BEGIN RECORD EXTRACTS
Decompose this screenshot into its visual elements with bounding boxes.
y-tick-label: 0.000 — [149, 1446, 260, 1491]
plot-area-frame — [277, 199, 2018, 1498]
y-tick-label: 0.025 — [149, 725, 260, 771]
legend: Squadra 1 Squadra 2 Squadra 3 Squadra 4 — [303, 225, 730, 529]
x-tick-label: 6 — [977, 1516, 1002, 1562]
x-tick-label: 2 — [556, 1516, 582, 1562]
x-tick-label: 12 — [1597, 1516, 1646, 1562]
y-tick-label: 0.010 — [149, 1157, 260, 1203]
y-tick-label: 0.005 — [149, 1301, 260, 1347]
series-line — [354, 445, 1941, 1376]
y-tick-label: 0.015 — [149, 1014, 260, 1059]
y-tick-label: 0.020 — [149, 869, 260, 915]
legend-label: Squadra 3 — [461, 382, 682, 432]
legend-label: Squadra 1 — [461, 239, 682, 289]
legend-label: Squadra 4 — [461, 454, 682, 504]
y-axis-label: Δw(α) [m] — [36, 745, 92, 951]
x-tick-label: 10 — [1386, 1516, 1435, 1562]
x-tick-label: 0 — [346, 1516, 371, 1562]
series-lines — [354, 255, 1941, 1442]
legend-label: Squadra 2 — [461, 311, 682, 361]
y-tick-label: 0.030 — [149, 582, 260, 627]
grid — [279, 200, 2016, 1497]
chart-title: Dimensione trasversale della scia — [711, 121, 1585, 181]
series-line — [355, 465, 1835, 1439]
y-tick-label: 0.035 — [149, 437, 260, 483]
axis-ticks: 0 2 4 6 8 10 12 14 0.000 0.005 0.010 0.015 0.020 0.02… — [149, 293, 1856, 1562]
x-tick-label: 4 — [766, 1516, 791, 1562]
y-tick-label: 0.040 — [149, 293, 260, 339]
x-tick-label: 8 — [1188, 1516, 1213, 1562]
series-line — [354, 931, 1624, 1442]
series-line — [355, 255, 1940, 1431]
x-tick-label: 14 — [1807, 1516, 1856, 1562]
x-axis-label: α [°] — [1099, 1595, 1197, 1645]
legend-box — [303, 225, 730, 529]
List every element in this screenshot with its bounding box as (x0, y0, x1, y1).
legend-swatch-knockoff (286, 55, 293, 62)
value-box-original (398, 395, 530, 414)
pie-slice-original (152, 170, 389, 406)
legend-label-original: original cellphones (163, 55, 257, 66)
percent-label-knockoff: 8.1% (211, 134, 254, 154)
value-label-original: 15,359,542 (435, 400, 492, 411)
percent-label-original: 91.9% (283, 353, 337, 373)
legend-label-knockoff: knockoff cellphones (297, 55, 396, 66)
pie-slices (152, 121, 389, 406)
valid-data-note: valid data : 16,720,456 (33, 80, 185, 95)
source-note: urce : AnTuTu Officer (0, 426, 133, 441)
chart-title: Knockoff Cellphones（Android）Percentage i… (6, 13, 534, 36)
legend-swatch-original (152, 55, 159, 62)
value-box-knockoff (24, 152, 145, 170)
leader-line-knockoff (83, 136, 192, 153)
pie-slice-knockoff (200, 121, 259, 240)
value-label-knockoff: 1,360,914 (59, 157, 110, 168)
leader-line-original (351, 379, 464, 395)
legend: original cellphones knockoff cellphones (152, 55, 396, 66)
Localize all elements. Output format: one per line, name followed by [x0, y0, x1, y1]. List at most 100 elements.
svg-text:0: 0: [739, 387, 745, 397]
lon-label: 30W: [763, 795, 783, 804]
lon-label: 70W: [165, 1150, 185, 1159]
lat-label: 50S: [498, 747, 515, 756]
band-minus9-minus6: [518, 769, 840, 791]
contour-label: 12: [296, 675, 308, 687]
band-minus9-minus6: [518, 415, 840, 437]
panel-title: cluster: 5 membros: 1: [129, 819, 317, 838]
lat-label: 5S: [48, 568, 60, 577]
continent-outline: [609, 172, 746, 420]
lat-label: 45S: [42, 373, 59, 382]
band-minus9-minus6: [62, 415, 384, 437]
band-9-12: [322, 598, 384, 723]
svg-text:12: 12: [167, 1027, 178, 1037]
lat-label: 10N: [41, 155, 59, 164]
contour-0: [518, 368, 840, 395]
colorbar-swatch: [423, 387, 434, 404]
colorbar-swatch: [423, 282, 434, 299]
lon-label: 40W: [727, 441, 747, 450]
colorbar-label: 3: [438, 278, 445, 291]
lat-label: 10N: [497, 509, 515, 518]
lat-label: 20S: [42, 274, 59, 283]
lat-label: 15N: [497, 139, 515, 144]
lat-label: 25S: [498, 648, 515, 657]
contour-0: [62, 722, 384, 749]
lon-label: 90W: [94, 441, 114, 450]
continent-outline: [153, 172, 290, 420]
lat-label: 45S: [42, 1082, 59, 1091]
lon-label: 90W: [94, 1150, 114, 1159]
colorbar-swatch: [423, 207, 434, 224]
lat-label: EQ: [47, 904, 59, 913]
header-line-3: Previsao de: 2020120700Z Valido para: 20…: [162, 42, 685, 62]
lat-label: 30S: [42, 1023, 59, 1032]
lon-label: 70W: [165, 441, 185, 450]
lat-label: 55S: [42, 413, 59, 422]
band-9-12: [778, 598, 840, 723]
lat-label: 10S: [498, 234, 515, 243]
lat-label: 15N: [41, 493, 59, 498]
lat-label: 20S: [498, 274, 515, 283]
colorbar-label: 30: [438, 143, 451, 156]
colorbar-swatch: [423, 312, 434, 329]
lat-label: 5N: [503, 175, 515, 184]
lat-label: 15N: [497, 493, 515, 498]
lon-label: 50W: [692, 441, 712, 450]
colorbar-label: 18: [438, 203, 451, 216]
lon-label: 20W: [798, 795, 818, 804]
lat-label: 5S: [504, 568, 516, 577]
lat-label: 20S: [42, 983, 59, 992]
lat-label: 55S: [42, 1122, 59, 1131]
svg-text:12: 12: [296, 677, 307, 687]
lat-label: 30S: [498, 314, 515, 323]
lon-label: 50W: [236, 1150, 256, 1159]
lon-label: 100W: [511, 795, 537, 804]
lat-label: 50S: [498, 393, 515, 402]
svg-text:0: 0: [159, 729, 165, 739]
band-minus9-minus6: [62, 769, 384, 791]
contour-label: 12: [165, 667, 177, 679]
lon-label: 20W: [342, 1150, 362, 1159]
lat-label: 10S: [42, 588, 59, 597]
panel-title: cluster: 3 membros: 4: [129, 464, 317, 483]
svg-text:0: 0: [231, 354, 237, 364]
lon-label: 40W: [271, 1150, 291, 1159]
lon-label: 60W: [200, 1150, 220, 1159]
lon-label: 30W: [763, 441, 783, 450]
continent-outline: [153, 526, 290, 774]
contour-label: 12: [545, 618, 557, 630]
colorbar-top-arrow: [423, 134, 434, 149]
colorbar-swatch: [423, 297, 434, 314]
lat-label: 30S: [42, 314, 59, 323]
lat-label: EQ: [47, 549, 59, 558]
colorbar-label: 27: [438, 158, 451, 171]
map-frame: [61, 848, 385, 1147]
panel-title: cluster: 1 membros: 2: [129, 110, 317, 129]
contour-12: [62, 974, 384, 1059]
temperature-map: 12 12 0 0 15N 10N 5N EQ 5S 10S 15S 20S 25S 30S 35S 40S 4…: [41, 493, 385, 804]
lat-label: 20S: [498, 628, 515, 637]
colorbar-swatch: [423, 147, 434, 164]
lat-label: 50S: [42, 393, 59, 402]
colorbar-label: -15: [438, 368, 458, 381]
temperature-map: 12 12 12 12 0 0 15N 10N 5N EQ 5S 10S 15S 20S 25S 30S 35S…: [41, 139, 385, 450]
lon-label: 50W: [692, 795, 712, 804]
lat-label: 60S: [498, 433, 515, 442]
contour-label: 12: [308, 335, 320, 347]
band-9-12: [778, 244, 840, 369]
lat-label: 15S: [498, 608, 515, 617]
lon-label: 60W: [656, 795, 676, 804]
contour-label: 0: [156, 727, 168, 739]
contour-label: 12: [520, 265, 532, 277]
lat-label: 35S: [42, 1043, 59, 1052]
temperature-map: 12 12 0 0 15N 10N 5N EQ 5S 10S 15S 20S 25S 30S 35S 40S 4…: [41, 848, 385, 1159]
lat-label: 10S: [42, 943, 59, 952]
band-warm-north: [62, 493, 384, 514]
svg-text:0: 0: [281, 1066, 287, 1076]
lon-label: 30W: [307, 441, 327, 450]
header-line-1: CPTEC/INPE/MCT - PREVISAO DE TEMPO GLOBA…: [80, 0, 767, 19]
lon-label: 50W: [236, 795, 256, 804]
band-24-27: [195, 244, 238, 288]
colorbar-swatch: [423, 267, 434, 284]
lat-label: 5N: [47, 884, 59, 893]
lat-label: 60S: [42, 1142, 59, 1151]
END RECORD EXTRACTS
**GOAL:** Rewrite the entries from the start through the line containing "y-tick-label: 0.010 — [149, 1157, 260, 1203]", inclusive, replacing every "x-tick-label" with "x-axis tick label" and leaving all else unchanged.

**PROBLEM SOLUTION:**
Decompose this screenshot into its visual elements with bounding boxes.
y-tick-label: 0.000 — [149, 1446, 260, 1491]
plot-area-frame — [277, 199, 2018, 1498]
y-tick-label: 0.025 — [149, 725, 260, 771]
legend: Squadra 1 Squadra 2 Squadra 3 Squadra 4 — [303, 225, 730, 529]
x-axis tick label: 6 — [977, 1516, 1002, 1562]
x-axis tick label: 2 — [556, 1516, 582, 1562]
x-axis tick label: 12 — [1597, 1516, 1646, 1562]
y-tick-label: 0.010 — [149, 1157, 260, 1203]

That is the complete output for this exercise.